*TASK STATEMENT:* What follows is a set of records, each of which is to be written out exactly.

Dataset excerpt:
⁂
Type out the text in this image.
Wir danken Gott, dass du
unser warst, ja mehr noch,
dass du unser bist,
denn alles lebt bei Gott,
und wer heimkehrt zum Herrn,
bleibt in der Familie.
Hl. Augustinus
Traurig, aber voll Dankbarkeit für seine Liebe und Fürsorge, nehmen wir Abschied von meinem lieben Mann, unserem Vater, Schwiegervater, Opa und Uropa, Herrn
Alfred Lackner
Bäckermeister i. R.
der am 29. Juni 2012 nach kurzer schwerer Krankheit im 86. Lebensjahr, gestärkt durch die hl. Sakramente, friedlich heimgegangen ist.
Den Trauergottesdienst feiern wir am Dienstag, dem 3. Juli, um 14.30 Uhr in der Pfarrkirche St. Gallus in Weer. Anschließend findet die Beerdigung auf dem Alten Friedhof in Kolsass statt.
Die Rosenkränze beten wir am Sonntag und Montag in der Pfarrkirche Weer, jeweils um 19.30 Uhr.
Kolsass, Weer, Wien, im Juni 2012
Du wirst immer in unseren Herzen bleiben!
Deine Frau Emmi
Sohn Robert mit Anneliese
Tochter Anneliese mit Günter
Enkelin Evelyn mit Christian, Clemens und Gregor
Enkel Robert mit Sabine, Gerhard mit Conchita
⁂
*THE RESULT:*
Type out the text in this image.
Wir danken Gott, dass du
unser warst, ja mehr noch,
dass du unser bist,
denn alles lebt bei Gott,
und wer heimkehrt zum Herrn,
bleibt in der Familie.
Hl. Augustinus
Traurig, aber voll Dankbarkeit für seine Liebe und Fürsorge, nehmen wir Abschied von meinem lieben Mann, unserem Vater, Schwiegervater, Opa und Uropa, Herrn
Alfred Lackner
Bäckermeister i. R.
der am 29. Juni 2012 nach kurzer schwerer Krankheit im 86. Lebensjahr, gestärkt durch die hl. Sakramente, friedlich heimgegangen ist.
Den Trauergottesdienst feiern wir am Dienstag, dem 3. Juli, um 14.30 Uhr in der Pfarrkirche St. Gallus in Weer. Anschließend findet die Beerdigung auf dem Alten Friedhof in Kolsass statt.
Die Rosenkränze beten wir am Sonntag und Montag in der Pfarrkirche Weer, jeweils um 19.30 Uhr.
Kolsass, Weer, Wien, im Juni 2012
Du wirst immer in unseren Herzen bleiben!
Deine Frau Emmi
Sohn Robert mit Anneliese
Tochter Anneliese mit Günter
Enkelin Evelyn mit Christian, Clemens und Gregor
Enkel Robert mit Sabine, Gerhard mit Conchita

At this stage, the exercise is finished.